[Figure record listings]
▼

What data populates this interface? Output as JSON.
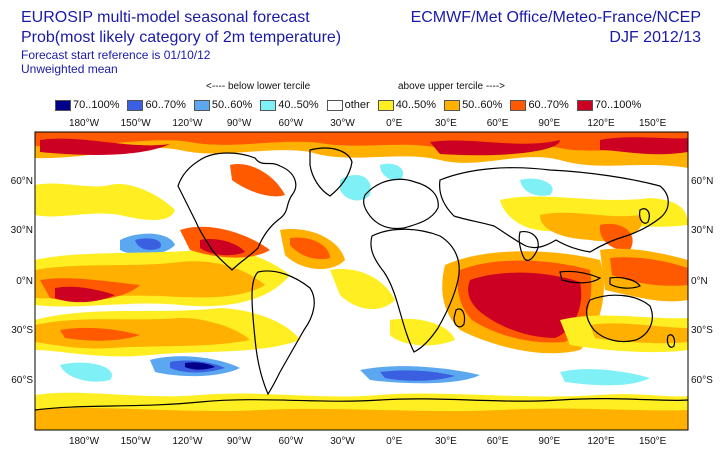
{
  "header": {
    "title_line1": "EUROSIP multi-model seasonal forecast",
    "title_line2": "Prob(most likely category of 2m temperature)",
    "subtitle_line1": "Forecast start reference is 01/10/12",
    "subtitle_line2": "Unweighted mean",
    "right_line1": "ECMWF/Met Office/Meteo-France/NCEP",
    "right_line2": "DJF 2012/13"
  },
  "legend": {
    "below_label": "<---- below lower tercile",
    "above_label": "above upper tercile ---->",
    "items": [
      {
        "label": "70..100%",
        "color": "#00008b"
      },
      {
        "label": "60..70%",
        "color": "#3a5fe0"
      },
      {
        "label": "50..60%",
        "color": "#5ca8f0"
      },
      {
        "label": "40..50%",
        "color": "#7ff0f5"
      },
      {
        "label": "other",
        "color": "#ffffff"
      },
      {
        "label": "40..50%",
        "color": "#ffee22"
      },
      {
        "label": "50..60%",
        "color": "#ffb000"
      },
      {
        "label": "60..70%",
        "color": "#ff5a00"
      },
      {
        "label": "70..100%",
        "color": "#cc0022"
      }
    ]
  },
  "axes": {
    "lon_labels": [
      "180°W",
      "150°W",
      "120°W",
      "90°W",
      "60°W",
      "30°W",
      "0°E",
      "30°E",
      "60°E",
      "90°E",
      "120°E",
      "150°E"
    ],
    "lat_labels": [
      "60°N",
      "30°N",
      "0°N",
      "30°S",
      "60°S"
    ]
  }
}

▲

* Instructions to follow
Output the records above exactly as they are, leaving out the pictures.

* Solved exercise
What data populates this interface? Output as JSON.
{
  "header": {
    "title_line1": "EUROSIP multi-model seasonal forecast",
    "title_line2": "Prob(most likely category of 2m temperature)",
    "subtitle_line1": "Forecast start reference is 01/10/12",
    "subtitle_line2": "Unweighted mean",
    "right_line1": "ECMWF/Met Office/Meteo-France/NCEP",
    "right_line2": "DJF 2012/13"
  },
  "legend": {
    "below_label": "<---- below lower tercile",
    "above_label": "above upper tercile ---->",
    "items": [
      {
        "label": "70..100%",
        "color": "#00008b"
      },
      {
        "label": "60..70%",
        "color": "#3a5fe0"
      },
      {
        "label": "50..60%",
        "color": "#5ca8f0"
      },
      {
        "label": "40..50%",
        "color": "#7ff0f5"
      },
      {
        "label": "other",
        "color": "#ffffff"
      },
      {
        "label": "40..50%",
        "color": "#ffee22"
      },
      {
        "label": "50..60%",
        "color": "#ffb000"
      },
      {
        "label": "60..70%",
        "color": "#ff5a00"
      },
      {
        "label": "70..100%",
        "color": "#cc0022"
      }
    ]
  },
  "axes": {
    "lon_labels": [
      "180°W",
      "150°W",
      "120°W",
      "90°W",
      "60°W",
      "30°W",
      "0°E",
      "30°E",
      "60°E",
      "90°E",
      "120°E",
      "150°E"
    ],
    "lat_labels": [
      "60°N",
      "30°N",
      "0°N",
      "30°S",
      "60°S"
    ]
  }
}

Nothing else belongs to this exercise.